WHAT YOU NEED TO DO: How many lines in these records hold the string "screenshot"? State only that number.

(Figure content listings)
****************

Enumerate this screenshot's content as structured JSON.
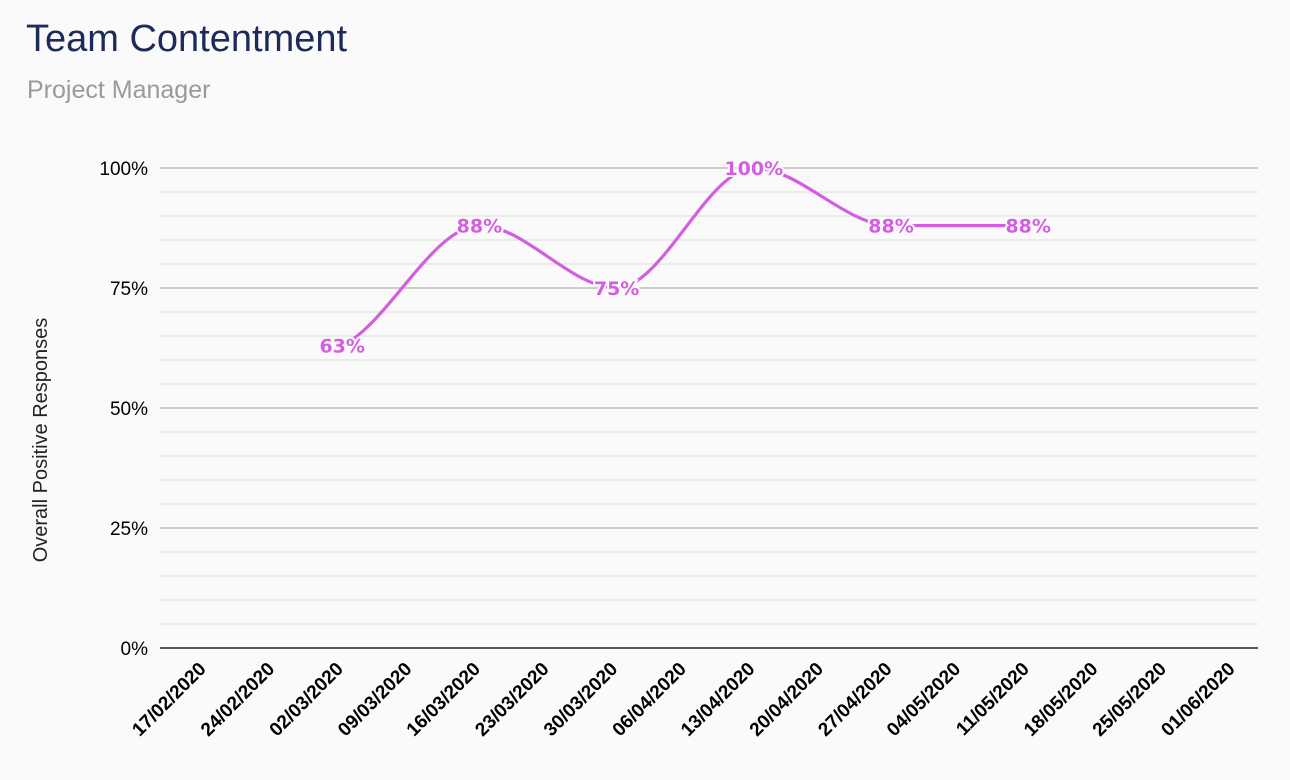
{
  "chart_data": {
    "type": "line",
    "title": "Team Contentment",
    "subtitle": "Project Manager",
    "xlabel": "",
    "ylabel": "Overall Positive Responses",
    "ylim": [
      0,
      100
    ],
    "y_ticks": [
      "0%",
      "25%",
      "50%",
      "75%",
      "100%"
    ],
    "y_tick_values": [
      0,
      25,
      50,
      75,
      100
    ],
    "minor_grid_step": 5,
    "grid": true,
    "legend": "none",
    "categories": [
      "17/02/2020",
      "24/02/2020",
      "02/03/2020",
      "09/03/2020",
      "16/03/2020",
      "23/03/2020",
      "30/03/2020",
      "06/04/2020",
      "13/04/2020",
      "20/04/2020",
      "27/04/2020",
      "04/05/2020",
      "11/05/2020",
      "18/05/2020",
      "25/05/2020",
      "01/06/2020"
    ],
    "series": [
      {
        "name": "",
        "color": "#d35fe0",
        "values": [
          null,
          null,
          63,
          null,
          88,
          null,
          75,
          null,
          100,
          null,
          88,
          null,
          88,
          null,
          null,
          null
        ],
        "labels": [
          null,
          null,
          "63%",
          null,
          "88%",
          null,
          "75%",
          null,
          "100%",
          null,
          "88%",
          null,
          "88%",
          null,
          null,
          null
        ]
      }
    ]
  }
}
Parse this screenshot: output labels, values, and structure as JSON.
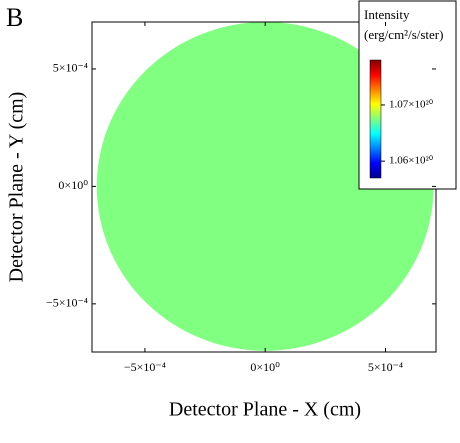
{
  "chart_data": {
    "type": "image",
    "panel_label": "B",
    "x_label": "Detector Plane - X (cm)",
    "y_label": "Detector Plane - Y (cm)",
    "xlim": [
      -0.00072,
      0.00071
    ],
    "ylim": [
      -0.000705,
      0.0007
    ],
    "xticks": [
      {
        "value": -0.0005,
        "label": "−5×10⁻⁴"
      },
      {
        "value": 0,
        "label": "0×10⁰"
      },
      {
        "value": 0.0005,
        "label": "5×10⁻⁴"
      }
    ],
    "yticks": [
      {
        "value": -0.0005,
        "label": "−5×10⁻⁴"
      },
      {
        "value": 0,
        "label": "0×10⁰"
      },
      {
        "value": 0.0005,
        "label": "5×10⁻⁴"
      }
    ],
    "disk": {
      "center": [
        0,
        0
      ],
      "radius": 0.0007,
      "intensity": 1.0675e+20
    },
    "colorbar": {
      "title": "Intensity",
      "units": "(erg/cm²/s/ster)",
      "colormap": "jet",
      "lim": [
        1.057e+20,
        1.078e+20
      ],
      "ticks": [
        {
          "value": 1.06e+20,
          "label": "1.06×10²⁰"
        },
        {
          "value": 1.07e+20,
          "label": "1.07×10²⁰"
        }
      ]
    }
  }
}
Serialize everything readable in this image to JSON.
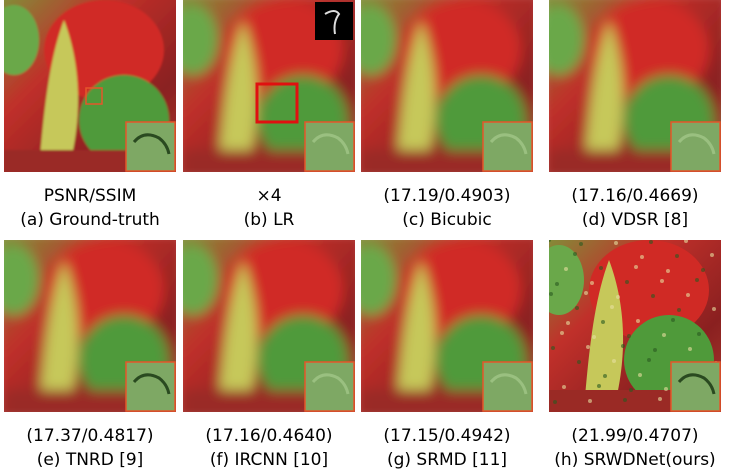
{
  "panels": [
    {
      "metric": "PSNR/SSIM",
      "label": "(a) Ground-truth"
    },
    {
      "metric": "×4",
      "label": "(b) LR"
    },
    {
      "metric": "(17.19/0.4903)",
      "label": "(c) Bicubic"
    },
    {
      "metric": "(17.16/0.4669)",
      "label": "(d) VDSR [8]"
    },
    {
      "metric": "(17.37/0.4817)",
      "label": "(e) TNRD [9]"
    },
    {
      "metric": "(17.16/0.4640)",
      "label": "(f) IRCNN [10]"
    },
    {
      "metric": "(17.15/0.4942)",
      "label": "(g) SRMD [11]"
    },
    {
      "metric": "(21.99/0.4707)",
      "label": "(h) SRWDNet(ours)"
    }
  ]
}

****************

SOLUTION TO THIS EXERCISE: 2